(Figure record extracts)
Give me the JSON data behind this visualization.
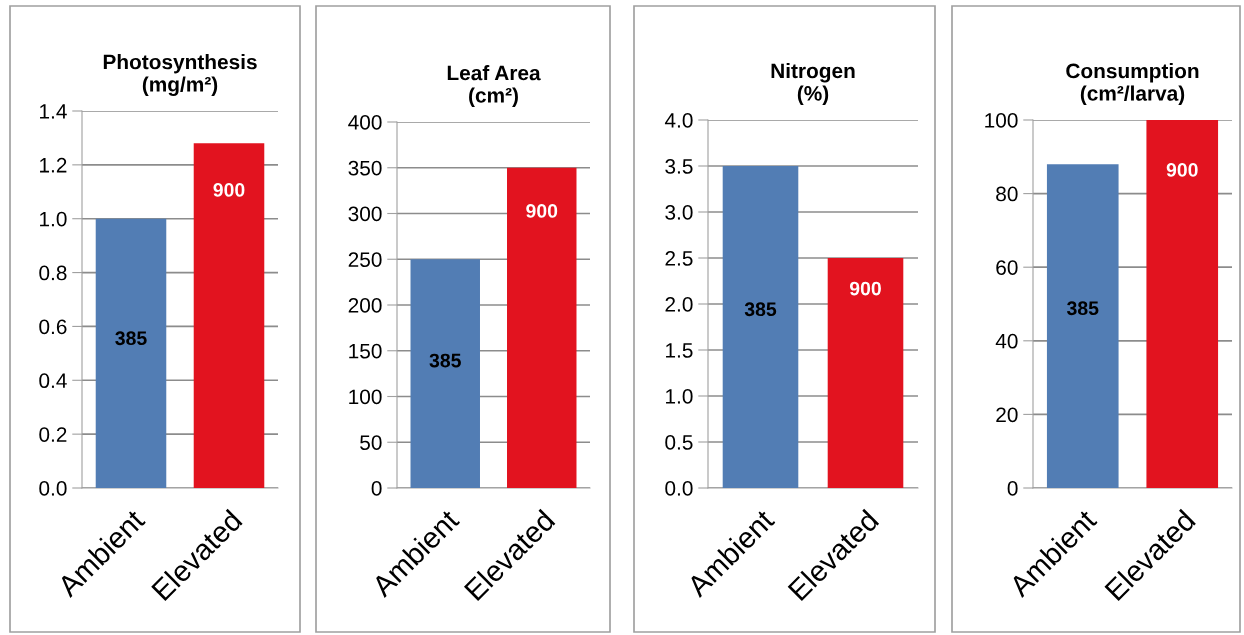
{
  "chart_data": [
    {
      "type": "bar",
      "title": "Photosynthesis\n(mg/m²)",
      "categories": [
        "Ambient",
        "Elevated"
      ],
      "values": [
        1.0,
        1.28
      ],
      "colors": [
        "#527db4",
        "#e2131f"
      ],
      "ylim": [
        0,
        1.4
      ],
      "yticks": [
        {
          "value": 0,
          "label": "0.0"
        },
        {
          "value": 0.2,
          "label": "0.2"
        },
        {
          "value": 0.4,
          "label": "0.4"
        },
        {
          "value": 0.6,
          "label": "0.6"
        },
        {
          "value": 0.8,
          "label": "0.8"
        },
        {
          "value": 1.0,
          "label": "1.0"
        },
        {
          "value": 1.2,
          "label": "1.2"
        },
        {
          "value": 1.4,
          "label": "1.4"
        }
      ],
      "grid": "y",
      "annotations": [
        "385",
        "900"
      ]
    },
    {
      "type": "bar",
      "title": "Leaf Area\n(cm²)",
      "categories": [
        "Ambient",
        "Elevated"
      ],
      "values": [
        250,
        350
      ],
      "colors": [
        "#527db4",
        "#e2131f"
      ],
      "ylim": [
        0,
        400
      ],
      "yticks": [
        0,
        50,
        100,
        150,
        200,
        250,
        300,
        350,
        400
      ],
      "grid": "y",
      "annotations": [
        "385",
        "900"
      ]
    },
    {
      "type": "bar",
      "title": "Nitrogen\n(%)",
      "categories": [
        "Ambient",
        "Elevated"
      ],
      "values": [
        3.5,
        2.5
      ],
      "colors": [
        "#527db4",
        "#e2131f"
      ],
      "ylim": [
        0,
        4.0
      ],
      "yticks": [
        {
          "value": 0,
          "label": "0.0"
        },
        {
          "value": 0.5,
          "label": "0.5"
        },
        {
          "value": 1.0,
          "label": "1.0"
        },
        {
          "value": 1.5,
          "label": "1.5"
        },
        {
          "value": 2.0,
          "label": "2.0"
        },
        {
          "value": 2.5,
          "label": "2.5"
        },
        {
          "value": 3.0,
          "label": "3.0"
        },
        {
          "value": 3.5,
          "label": "3.5"
        },
        {
          "value": 4.0,
          "label": "4.0"
        }
      ],
      "grid": "y",
      "annotations": [
        "385",
        "900"
      ]
    },
    {
      "type": "bar",
      "title": "Consumption\n(cm²/larva)",
      "categories": [
        "Ambient",
        "Elevated"
      ],
      "values": [
        88,
        100
      ],
      "colors": [
        "#527db4",
        "#e2131f"
      ],
      "ylim": [
        0,
        100
      ],
      "yticks": [
        0,
        20,
        40,
        60,
        80,
        100
      ],
      "grid": "y",
      "annotations": [
        "385",
        "900"
      ]
    }
  ]
}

→ Short problem
Which lines in the data above contain "title"? Show each one.

→ Result for this exercise
      "title": "Photosynthesis\n(mg/m²)",
      "title": "Leaf Area\n(cm²)",
      "title": "Nitrogen\n(%)",
      "title": "Consumption\n(cm²/larva)",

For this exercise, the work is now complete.